Written problem >>
Make an exact copy of the entries below.

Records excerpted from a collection
────────────────────────────────────────

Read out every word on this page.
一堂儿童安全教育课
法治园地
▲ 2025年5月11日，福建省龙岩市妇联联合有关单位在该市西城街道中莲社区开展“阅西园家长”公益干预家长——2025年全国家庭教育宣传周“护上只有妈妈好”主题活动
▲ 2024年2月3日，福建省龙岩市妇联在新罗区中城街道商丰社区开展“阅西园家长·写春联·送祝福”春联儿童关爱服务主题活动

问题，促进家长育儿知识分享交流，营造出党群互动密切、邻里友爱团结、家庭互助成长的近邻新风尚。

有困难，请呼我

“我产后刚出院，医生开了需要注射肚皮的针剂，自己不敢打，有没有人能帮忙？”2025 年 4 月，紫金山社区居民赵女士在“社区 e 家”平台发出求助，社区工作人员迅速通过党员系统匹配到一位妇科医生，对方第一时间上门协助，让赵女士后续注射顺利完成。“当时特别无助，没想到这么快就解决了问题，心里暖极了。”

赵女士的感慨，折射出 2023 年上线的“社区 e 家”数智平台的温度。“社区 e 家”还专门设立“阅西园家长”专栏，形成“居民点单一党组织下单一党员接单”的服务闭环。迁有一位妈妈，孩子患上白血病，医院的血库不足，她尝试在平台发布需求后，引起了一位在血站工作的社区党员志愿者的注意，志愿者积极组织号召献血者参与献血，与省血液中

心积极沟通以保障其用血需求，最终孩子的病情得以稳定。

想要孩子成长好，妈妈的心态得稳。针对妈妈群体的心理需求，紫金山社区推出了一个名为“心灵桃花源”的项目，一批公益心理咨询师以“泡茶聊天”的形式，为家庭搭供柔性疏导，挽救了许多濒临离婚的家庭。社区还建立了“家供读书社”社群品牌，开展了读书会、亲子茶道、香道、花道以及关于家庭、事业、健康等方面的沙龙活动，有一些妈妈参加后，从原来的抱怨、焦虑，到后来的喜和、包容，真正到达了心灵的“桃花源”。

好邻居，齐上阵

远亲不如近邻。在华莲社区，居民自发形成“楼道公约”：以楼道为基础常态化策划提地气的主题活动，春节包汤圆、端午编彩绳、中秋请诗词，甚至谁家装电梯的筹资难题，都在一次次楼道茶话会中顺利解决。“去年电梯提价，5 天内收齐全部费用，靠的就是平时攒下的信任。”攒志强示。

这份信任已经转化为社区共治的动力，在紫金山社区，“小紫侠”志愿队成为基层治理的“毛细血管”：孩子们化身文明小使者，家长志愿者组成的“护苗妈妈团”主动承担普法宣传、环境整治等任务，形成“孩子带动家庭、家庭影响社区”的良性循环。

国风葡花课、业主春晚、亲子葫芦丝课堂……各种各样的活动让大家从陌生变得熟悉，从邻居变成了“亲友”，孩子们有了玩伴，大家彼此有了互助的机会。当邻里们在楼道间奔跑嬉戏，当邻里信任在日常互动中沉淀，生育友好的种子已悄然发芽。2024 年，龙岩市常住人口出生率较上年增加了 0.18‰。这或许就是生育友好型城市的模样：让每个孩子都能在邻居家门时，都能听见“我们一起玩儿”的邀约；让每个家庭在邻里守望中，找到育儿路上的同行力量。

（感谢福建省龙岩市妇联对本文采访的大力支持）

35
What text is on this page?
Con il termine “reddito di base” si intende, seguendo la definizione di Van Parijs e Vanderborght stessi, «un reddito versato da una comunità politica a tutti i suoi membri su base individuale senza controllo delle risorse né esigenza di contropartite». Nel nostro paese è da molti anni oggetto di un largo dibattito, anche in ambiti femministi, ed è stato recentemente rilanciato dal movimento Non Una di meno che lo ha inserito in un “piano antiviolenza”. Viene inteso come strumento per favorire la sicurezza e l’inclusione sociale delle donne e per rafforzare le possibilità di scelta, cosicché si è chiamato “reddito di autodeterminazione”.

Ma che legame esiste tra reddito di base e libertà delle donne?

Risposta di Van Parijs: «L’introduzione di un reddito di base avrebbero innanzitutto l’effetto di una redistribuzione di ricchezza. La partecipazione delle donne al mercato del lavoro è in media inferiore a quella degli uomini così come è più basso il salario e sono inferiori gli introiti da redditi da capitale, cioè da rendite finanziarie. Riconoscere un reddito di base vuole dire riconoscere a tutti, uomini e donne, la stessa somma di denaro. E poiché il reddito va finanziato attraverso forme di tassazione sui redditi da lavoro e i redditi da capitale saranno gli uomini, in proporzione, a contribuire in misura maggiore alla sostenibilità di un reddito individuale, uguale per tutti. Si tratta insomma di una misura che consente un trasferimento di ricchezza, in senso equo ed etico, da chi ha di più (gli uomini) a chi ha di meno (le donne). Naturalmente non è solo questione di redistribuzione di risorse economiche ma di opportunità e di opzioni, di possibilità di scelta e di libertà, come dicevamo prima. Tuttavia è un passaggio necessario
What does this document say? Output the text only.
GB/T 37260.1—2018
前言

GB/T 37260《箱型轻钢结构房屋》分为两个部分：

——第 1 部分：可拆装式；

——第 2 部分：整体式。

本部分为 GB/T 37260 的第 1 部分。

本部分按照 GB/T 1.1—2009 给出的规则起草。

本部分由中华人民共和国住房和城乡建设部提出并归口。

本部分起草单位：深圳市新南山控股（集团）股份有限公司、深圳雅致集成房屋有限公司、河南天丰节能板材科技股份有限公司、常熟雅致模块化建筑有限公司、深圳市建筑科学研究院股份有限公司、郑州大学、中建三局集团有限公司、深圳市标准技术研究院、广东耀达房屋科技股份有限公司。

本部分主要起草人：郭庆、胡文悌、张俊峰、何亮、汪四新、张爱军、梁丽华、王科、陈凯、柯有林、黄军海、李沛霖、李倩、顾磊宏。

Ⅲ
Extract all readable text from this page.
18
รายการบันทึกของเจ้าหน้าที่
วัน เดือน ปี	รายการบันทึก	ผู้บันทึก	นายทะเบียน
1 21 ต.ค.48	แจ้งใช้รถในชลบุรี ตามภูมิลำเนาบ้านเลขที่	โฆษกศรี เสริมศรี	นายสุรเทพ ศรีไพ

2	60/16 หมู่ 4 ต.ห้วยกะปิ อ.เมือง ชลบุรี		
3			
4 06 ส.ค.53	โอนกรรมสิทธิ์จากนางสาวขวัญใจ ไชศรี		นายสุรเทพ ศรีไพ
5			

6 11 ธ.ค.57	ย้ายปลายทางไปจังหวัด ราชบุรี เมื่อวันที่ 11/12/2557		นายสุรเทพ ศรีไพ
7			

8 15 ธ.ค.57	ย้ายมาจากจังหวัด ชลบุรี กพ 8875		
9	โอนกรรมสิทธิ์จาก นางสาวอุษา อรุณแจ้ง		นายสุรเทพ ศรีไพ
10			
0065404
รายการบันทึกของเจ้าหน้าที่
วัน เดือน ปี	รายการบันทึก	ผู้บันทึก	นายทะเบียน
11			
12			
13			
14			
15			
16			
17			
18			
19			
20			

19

────────────────────────────────────────

The solution >>
Read out every word on this page.
一堂儿童安全教育课
法治园地
▲ 2025年5月11日，福建省龙岩市妇联联合有关单位在该市西城街道中莲社区开展“阅西园家长”公益干预家长——2025年全国家庭教育宣传周“护上只有妈妈好”主题活动
▲ 2024年2月3日，福建省龙岩市妇联在新罗区中城街道商丰社区开展“阅西园家长·写春联·送祝福”春联儿童关爱服务主题活动

问题，促进家长育儿知识分享交流，营造出党群互动密切、邻里友爱团结、家庭互助成长的近邻新风尚。

有困难，请呼我

“我产后刚出院，医生开了需要注射肚皮的针剂，自己不敢打，有没有人能帮忙？”2025 年 4 月，紫金山社区居民赵女士在“社区 e 家”平台发出求助，社区工作人员迅速通过党员系统匹配到一位妇科医生，对方第一时间上门协助，让赵女士后续注射顺利完成。“当时特别无助，没想到这么快就解决了问题，心里暖极了。”

赵女士的感慨，折射出 2023 年上线的“社区 e 家”数智平台的温度。“社区 e 家”还专门设立“阅西园家长”专栏，形成“居民点单一党组织下单一党员接单”的服务闭环。迁有一位妈妈，孩子患上白血病，医院的血库不足，她尝试在平台发布需求后，引起了一位在血站工作的社区党员志愿者的注意，志愿者积极组织号召献血者参与献血，与省血液中

心积极沟通以保障其用血需求，最终孩子的病情得以稳定。

想要孩子成长好，妈妈的心态得稳。针对妈妈群体的心理需求，紫金山社区推出了一个名为“心灵桃花源”的项目，一批公益心理咨询师以“泡茶聊天”的形式，为家庭搭供柔性疏导，挽救了许多濒临离婚的家庭。社区还建立了“家供读书社”社群品牌，开展了读书会、亲子茶道、香道、花道以及关于家庭、事业、健康等方面的沙龙活动，有一些妈妈参加后，从原来的抱怨、焦虑，到后来的喜和、包容，真正到达了心灵的“桃花源”。

好邻居，齐上阵

远亲不如近邻。在华莲社区，居民自发形成“楼道公约”：以楼道为基础常态化策划提地气的主题活动，春节包汤圆、端午编彩绳、中秋请诗词，甚至谁家装电梯的筹资难题，都在一次次楼道茶话会中顺利解决。“去年电梯提价，5 天内收齐全部费用，靠的就是平时攒下的信任。”攒志强示。

这份信任已经转化为社区共治的动力，在紫金山社区，“小紫侠”志愿队成为基层治理的“毛细血管”：孩子们化身文明小使者，家长志愿者组成的“护苗妈妈团”主动承担普法宣传、环境整治等任务，形成“孩子带动家庭、家庭影响社区”的良性循环。

国风葡花课、业主春晚、亲子葫芦丝课堂……各种各样的活动让大家从陌生变得熟悉，从邻居变成了“亲友”，孩子们有了玩伴，大家彼此有了互助的机会。当邻里们在楼道间奔跑嬉戏，当邻里信任在日常互动中沉淀，生育友好的种子已悄然发芽。2024 年，龙岩市常住人口出生率较上年增加了 0.18‰。这或许就是生育友好型城市的模样：让每个孩子都能在邻居家门时，都能听见“我们一起玩儿”的邀约；让每个家庭在邻里守望中，找到育儿路上的同行力量。

（感谢福建省龙岩市妇联对本文采访的大力支持）

35
What text is on this page?
Con il termine “reddito di base” si intende, seguendo la definizione di Van Parijs e Vanderborght stessi, «un reddito versato da una comunità politica a tutti i suoi membri su base individuale senza controllo delle risorse né esigenza di contropartite». Nel nostro paese è da molti anni oggetto di un largo dibattito, anche in ambiti femministi, ed è stato recentemente rilanciato dal movimento Non Una di meno che lo ha inserito in un “piano antiviolenza”. Viene inteso come strumento per favorire la sicurezza e l’inclusione sociale delle donne e per rafforzare le possibilità di scelta, cosicché si è chiamato “reddito di autodeterminazione”.

Ma che legame esiste tra reddito di base e libertà delle donne?

Risposta di Van Parijs: «L’introduzione di un reddito di base avrebbero innanzitutto l’effetto di una redistribuzione di ricchezza. La partecipazione delle donne al mercato del lavoro è in media inferiore a quella degli uomini così come è più basso il salario e sono inferiori gli introiti da redditi da capitale, cioè da rendite finanziarie. Riconoscere un reddito di base vuole dire riconoscere a tutti, uomini e donne, la stessa somma di denaro. E poiché il reddito va finanziato attraverso forme di tassazione sui redditi da lavoro e i redditi da capitale saranno gli uomini, in proporzione, a contribuire in misura maggiore alla sostenibilità di un reddito individuale, uguale per tutti. Si tratta insomma di una misura che consente un trasferimento di ricchezza, in senso equo ed etico, da chi ha di più (gli uomini) a chi ha di meno (le donne). Naturalmente non è solo questione di redistribuzione di risorse economiche ma di opportunità e di opzioni, di possibilità di scelta e di libertà, come dicevamo prima. Tuttavia è un passaggio necessario
What does this document say? Output the text only.
GB/T 37260.1—2018
前言

GB/T 37260《箱型轻钢结构房屋》分为两个部分：

——第 1 部分：可拆装式；

——第 2 部分：整体式。

本部分为 GB/T 37260 的第 1 部分。

本部分按照 GB/T 1.1—2009 给出的规则起草。

本部分由中华人民共和国住房和城乡建设部提出并归口。

本部分起草单位：深圳市新南山控股（集团）股份有限公司、深圳雅致集成房屋有限公司、河南天丰节能板材科技股份有限公司、常熟雅致模块化建筑有限公司、深圳市建筑科学研究院股份有限公司、郑州大学、中建三局集团有限公司、深圳市标准技术研究院、广东耀达房屋科技股份有限公司。

本部分主要起草人：郭庆、胡文悌、张俊峰、何亮、汪四新、张爱军、梁丽华、王科、陈凯、柯有林、黄军海、李沛霖、李倩、顾磊宏。

Ⅲ
Extract all readable text from this page.
18
รายการบันทึกของเจ้าหน้าที่
วัน เดือน ปี	รายการบันทึก	ผู้บันทึก	นายทะเบียน
1 21 ต.ค.48	แจ้งใช้รถในชลบุรี ตามภูมิลำเนาบ้านเลขที่	โฆษกศรี เสริมศรี	นายสุรเทพ ศรีไพ

2	60/16 หมู่ 4 ต.ห้วยกะปิ อ.เมือง ชลบุรี		
3			
4 06 ส.ค.53	โอนกรรมสิทธิ์จากนางสาวขวัญใจ ไชศรี		นายสุรเทพ ศรีไพ
5			

6 11 ธ.ค.57	ย้ายปลายทางไปจังหวัด ราชบุรี เมื่อวันที่ 11/12/2557		นายสุรเทพ ศรีไพ
7			

8 15 ธ.ค.57	ย้ายมาจากจังหวัด ชลบุรี กพ 8875		
9	โอนกรรมสิทธิ์จาก นางสาวอุษา อรุณแจ้ง		นายสุรเทพ ศรีไพ
10			
0065404
รายการบันทึกของเจ้าหน้าที่
วัน เดือน ปี	รายการบันทึก	ผู้บันทึก	นายทะเบียน
11			
12			
13			
14			
15			
16			
17			
18			
19			
20			

19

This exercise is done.